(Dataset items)
** begin **
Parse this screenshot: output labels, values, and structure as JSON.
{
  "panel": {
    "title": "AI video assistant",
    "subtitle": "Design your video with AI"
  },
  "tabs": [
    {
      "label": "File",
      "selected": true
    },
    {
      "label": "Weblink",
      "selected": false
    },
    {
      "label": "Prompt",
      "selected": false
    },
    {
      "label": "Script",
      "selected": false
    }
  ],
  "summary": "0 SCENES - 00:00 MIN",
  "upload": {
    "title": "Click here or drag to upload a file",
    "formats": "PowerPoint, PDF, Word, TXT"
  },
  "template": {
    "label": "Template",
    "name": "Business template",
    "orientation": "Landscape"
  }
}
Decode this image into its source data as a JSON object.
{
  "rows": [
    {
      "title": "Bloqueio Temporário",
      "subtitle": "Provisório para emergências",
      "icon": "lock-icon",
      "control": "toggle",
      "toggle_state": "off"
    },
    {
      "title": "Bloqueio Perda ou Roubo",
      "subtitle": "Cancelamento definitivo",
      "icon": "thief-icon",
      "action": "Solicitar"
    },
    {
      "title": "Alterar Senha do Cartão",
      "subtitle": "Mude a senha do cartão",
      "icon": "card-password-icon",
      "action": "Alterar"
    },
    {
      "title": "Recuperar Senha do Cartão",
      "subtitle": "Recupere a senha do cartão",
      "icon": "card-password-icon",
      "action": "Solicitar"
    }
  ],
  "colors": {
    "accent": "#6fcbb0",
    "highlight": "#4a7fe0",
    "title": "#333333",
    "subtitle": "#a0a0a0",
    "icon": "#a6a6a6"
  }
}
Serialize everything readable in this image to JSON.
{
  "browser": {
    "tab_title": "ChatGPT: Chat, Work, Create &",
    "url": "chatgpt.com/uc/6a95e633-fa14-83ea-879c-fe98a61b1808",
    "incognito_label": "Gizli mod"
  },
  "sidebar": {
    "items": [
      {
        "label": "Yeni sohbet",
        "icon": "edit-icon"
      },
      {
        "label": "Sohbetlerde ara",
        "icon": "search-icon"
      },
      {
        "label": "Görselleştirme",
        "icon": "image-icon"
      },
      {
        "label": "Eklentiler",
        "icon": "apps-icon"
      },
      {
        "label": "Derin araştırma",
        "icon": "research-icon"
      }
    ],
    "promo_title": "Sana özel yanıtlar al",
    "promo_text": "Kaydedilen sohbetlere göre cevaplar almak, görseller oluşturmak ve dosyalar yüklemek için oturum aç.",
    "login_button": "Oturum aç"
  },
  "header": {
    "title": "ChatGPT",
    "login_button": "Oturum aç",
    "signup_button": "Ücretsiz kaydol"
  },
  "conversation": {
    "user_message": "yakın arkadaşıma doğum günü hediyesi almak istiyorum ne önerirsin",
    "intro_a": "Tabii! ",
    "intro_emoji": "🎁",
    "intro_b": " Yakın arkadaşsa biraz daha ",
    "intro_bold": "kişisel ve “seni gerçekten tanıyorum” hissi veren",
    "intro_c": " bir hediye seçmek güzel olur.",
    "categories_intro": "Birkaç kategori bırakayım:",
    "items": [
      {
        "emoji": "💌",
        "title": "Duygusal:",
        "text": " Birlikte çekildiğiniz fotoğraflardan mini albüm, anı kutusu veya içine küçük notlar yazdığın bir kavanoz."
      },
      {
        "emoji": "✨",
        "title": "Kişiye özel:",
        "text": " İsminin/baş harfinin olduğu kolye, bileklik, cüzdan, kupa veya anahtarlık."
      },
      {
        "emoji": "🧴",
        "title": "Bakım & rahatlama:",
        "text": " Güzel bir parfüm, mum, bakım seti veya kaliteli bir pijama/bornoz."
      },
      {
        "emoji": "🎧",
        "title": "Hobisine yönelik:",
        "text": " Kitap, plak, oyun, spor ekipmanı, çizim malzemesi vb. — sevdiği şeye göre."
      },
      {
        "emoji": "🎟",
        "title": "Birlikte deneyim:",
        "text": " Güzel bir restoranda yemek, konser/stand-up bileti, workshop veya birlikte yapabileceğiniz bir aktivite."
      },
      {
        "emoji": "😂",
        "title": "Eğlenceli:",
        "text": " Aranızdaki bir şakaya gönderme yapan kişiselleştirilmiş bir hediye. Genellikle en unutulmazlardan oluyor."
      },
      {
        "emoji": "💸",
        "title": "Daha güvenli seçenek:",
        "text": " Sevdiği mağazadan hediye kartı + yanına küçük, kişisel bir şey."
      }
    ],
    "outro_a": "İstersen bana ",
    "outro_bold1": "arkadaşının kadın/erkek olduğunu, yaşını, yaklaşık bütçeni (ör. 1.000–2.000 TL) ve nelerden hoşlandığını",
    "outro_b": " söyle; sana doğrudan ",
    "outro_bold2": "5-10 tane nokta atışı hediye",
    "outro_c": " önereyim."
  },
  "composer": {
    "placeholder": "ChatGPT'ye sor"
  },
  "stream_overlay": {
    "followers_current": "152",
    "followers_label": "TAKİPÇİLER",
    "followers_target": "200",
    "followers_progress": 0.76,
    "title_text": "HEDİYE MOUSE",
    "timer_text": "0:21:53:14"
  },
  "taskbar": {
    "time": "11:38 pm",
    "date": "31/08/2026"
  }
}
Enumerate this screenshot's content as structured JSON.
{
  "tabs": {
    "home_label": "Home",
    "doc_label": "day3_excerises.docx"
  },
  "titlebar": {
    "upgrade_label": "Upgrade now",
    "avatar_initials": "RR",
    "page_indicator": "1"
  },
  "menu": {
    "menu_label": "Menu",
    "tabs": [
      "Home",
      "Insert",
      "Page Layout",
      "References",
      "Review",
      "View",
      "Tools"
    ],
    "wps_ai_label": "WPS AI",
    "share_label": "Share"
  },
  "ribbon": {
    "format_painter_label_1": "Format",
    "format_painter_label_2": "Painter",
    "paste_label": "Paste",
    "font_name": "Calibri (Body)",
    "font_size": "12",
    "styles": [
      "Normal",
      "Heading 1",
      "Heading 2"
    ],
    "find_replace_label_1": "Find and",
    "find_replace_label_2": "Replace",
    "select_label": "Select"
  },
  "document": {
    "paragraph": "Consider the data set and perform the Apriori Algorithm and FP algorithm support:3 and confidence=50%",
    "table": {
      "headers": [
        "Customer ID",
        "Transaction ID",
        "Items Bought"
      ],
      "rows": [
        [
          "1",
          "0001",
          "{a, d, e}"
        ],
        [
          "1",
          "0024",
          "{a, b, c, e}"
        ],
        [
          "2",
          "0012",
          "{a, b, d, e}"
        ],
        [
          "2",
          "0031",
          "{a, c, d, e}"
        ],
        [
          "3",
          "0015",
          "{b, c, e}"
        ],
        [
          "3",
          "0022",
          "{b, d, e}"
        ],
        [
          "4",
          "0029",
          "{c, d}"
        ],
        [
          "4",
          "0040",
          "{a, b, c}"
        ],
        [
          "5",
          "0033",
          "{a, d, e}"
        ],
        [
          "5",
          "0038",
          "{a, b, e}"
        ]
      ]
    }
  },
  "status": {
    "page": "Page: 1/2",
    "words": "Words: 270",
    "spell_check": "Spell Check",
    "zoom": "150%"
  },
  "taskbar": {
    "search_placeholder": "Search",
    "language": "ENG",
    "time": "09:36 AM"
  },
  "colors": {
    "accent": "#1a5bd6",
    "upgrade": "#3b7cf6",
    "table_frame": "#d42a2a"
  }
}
** end **
### Set exercise
Provide all the records again, word for word.

### Completed exercise
Parse this screenshot: output labels, values, and structure as JSON.
{
  "panel": {
    "title": "AI video assistant",
    "subtitle": "Design your video with AI"
  },
  "tabs": [
    {
      "label": "File",
      "selected": true
    },
    {
      "label": "Weblink",
      "selected": false
    },
    {
      "label": "Prompt",
      "selected": false
    },
    {
      "label": "Script",
      "selected": false
    }
  ],
  "summary": "0 SCENES - 00:00 MIN",
  "upload": {
    "title": "Click here or drag to upload a file",
    "formats": "PowerPoint, PDF, Word, TXT"
  },
  "template": {
    "label": "Template",
    "name": "Business template",
    "orientation": "Landscape"
  }
}
Decode this image into its source data as a JSON object.
{
  "rows": [
    {
      "title": "Bloqueio Temporário",
      "subtitle": "Provisório para emergências",
      "icon": "lock-icon",
      "control": "toggle",
      "toggle_state": "off"
    },
    {
      "title": "Bloqueio Perda ou Roubo",
      "subtitle": "Cancelamento definitivo",
      "icon": "thief-icon",
      "action": "Solicitar"
    },
    {
      "title": "Alterar Senha do Cartão",
      "subtitle": "Mude a senha do cartão",
      "icon": "card-password-icon",
      "action": "Alterar"
    },
    {
      "title": "Recuperar Senha do Cartão",
      "subtitle": "Recupere a senha do cartão",
      "icon": "card-password-icon",
      "action": "Solicitar"
    }
  ],
  "colors": {
    "accent": "#6fcbb0",
    "highlight": "#4a7fe0",
    "title": "#333333",
    "subtitle": "#a0a0a0",
    "icon": "#a6a6a6"
  }
}
Serialize everything readable in this image to JSON.
{
  "browser": {
    "tab_title": "ChatGPT: Chat, Work, Create &",
    "url": "chatgpt.com/uc/6a95e633-fa14-83ea-879c-fe98a61b1808",
    "incognito_label": "Gizli mod"
  },
  "sidebar": {
    "items": [
      {
        "label": "Yeni sohbet",
        "icon": "edit-icon"
      },
      {
        "label": "Sohbetlerde ara",
        "icon": "search-icon"
      },
      {
        "label": "Görselleştirme",
        "icon": "image-icon"
      },
      {
        "label": "Eklentiler",
        "icon": "apps-icon"
      },
      {
        "label": "Derin araştırma",
        "icon": "research-icon"
      }
    ],
    "promo_title": "Sana özel yanıtlar al",
    "promo_text": "Kaydedilen sohbetlere göre cevaplar almak, görseller oluşturmak ve dosyalar yüklemek için oturum aç.",
    "login_button": "Oturum aç"
  },
  "header": {
    "title": "ChatGPT",
    "login_button": "Oturum aç",
    "signup_button": "Ücretsiz kaydol"
  },
  "conversation": {
    "user_message": "yakın arkadaşıma doğum günü hediyesi almak istiyorum ne önerirsin",
    "intro_a": "Tabii! ",
    "intro_emoji": "🎁",
    "intro_b": " Yakın arkadaşsa biraz daha ",
    "intro_bold": "kişisel ve “seni gerçekten tanıyorum” hissi veren",
    "intro_c": " bir hediye seçmek güzel olur.",
    "categories_intro": "Birkaç kategori bırakayım:",
    "items": [
      {
        "emoji": "💌",
        "title": "Duygusal:",
        "text": " Birlikte çekildiğiniz fotoğraflardan mini albüm, anı kutusu veya içine küçük notlar yazdığın bir kavanoz."
      },
      {
        "emoji": "✨",
        "title": "Kişiye özel:",
        "text": " İsminin/baş harfinin olduğu kolye, bileklik, cüzdan, kupa veya anahtarlık."
      },
      {
        "emoji": "🧴",
        "title": "Bakım & rahatlama:",
        "text": " Güzel bir parfüm, mum, bakım seti veya kaliteli bir pijama/bornoz."
      },
      {
        "emoji": "🎧",
        "title": "Hobisine yönelik:",
        "text": " Kitap, plak, oyun, spor ekipmanı, çizim malzemesi vb. — sevdiği şeye göre."
      },
      {
        "emoji": "🎟",
        "title": "Birlikte deneyim:",
        "text": " Güzel bir restoranda yemek, konser/stand-up bileti, workshop veya birlikte yapabileceğiniz bir aktivite."
      },
      {
        "emoji": "😂",
        "title": "Eğlenceli:",
        "text": " Aranızdaki bir şakaya gönderme yapan kişiselleştirilmiş bir hediye. Genellikle en unutulmazlardan oluyor."
      },
      {
        "emoji": "💸",
        "title": "Daha güvenli seçenek:",
        "text": " Sevdiği mağazadan hediye kartı + yanına küçük, kişisel bir şey."
      }
    ],
    "outro_a": "İstersen bana ",
    "outro_bold1": "arkadaşının kadın/erkek olduğunu, yaşını, yaklaşık bütçeni (ör. 1.000–2.000 TL) ve nelerden hoşlandığını",
    "outro_b": " söyle; sana doğrudan ",
    "outro_bold2": "5-10 tane nokta atışı hediye",
    "outro_c": " önereyim."
  },
  "composer": {
    "placeholder": "ChatGPT'ye sor"
  },
  "stream_overlay": {
    "followers_current": "152",
    "followers_label": "TAKİPÇİLER",
    "followers_target": "200",
    "followers_progress": 0.76,
    "title_text": "HEDİYE MOUSE",
    "timer_text": "0:21:53:14"
  },
  "taskbar": {
    "time": "11:38 pm",
    "date": "31/08/2026"
  }
}
Enumerate this screenshot's content as structured JSON.
{
  "tabs": {
    "home_label": "Home",
    "doc_label": "day3_excerises.docx"
  },
  "titlebar": {
    "upgrade_label": "Upgrade now",
    "avatar_initials": "RR",
    "page_indicator": "1"
  },
  "menu": {
    "menu_label": "Menu",
    "tabs": [
      "Home",
      "Insert",
      "Page Layout",
      "References",
      "Review",
      "View",
      "Tools"
    ],
    "wps_ai_label": "WPS AI",
    "share_label": "Share"
  },
  "ribbon": {
    "format_painter_label_1": "Format",
    "format_painter_label_2": "Painter",
    "paste_label": "Paste",
    "font_name": "Calibri (Body)",
    "font_size": "12",
    "styles": [
      "Normal",
      "Heading 1",
      "Heading 2"
    ],
    "find_replace_label_1": "Find and",
    "find_replace_label_2": "Replace",
    "select_label": "Select"
  },
  "document": {
    "paragraph": "Consider the data set and perform the Apriori Algorithm and FP algorithm support:3 and confidence=50%",
    "table": {
      "headers": [
        "Customer ID",
        "Transaction ID",
        "Items Bought"
      ],
      "rows": [
        [
          "1",
          "0001",
          "{a, d, e}"
        ],
        [
          "1",
          "0024",
          "{a, b, c, e}"
        ],
        [
          "2",
          "0012",
          "{a, b, d, e}"
        ],
        [
          "2",
          "0031",
          "{a, c, d, e}"
        ],
        [
          "3",
          "0015",
          "{b, c, e}"
        ],
        [
          "3",
          "0022",
          "{b, d, e}"
        ],
        [
          "4",
          "0029",
          "{c, d}"
        ],
        [
          "4",
          "0040",
          "{a, b, c}"
        ],
        [
          "5",
          "0033",
          "{a, d, e}"
        ],
        [
          "5",
          "0038",
          "{a, b, e}"
        ]
      ]
    }
  },
  "status": {
    "page": "Page: 1/2",
    "words": "Words: 270",
    "spell_check": "Spell Check",
    "zoom": "150%"
  },
  "taskbar": {
    "search_placeholder": "Search",
    "language": "ENG",
    "time": "09:36 AM"
  },
  "colors": {
    "accent": "#1a5bd6",
    "upgrade": "#3b7cf6",
    "table_frame": "#d42a2a"
  }
}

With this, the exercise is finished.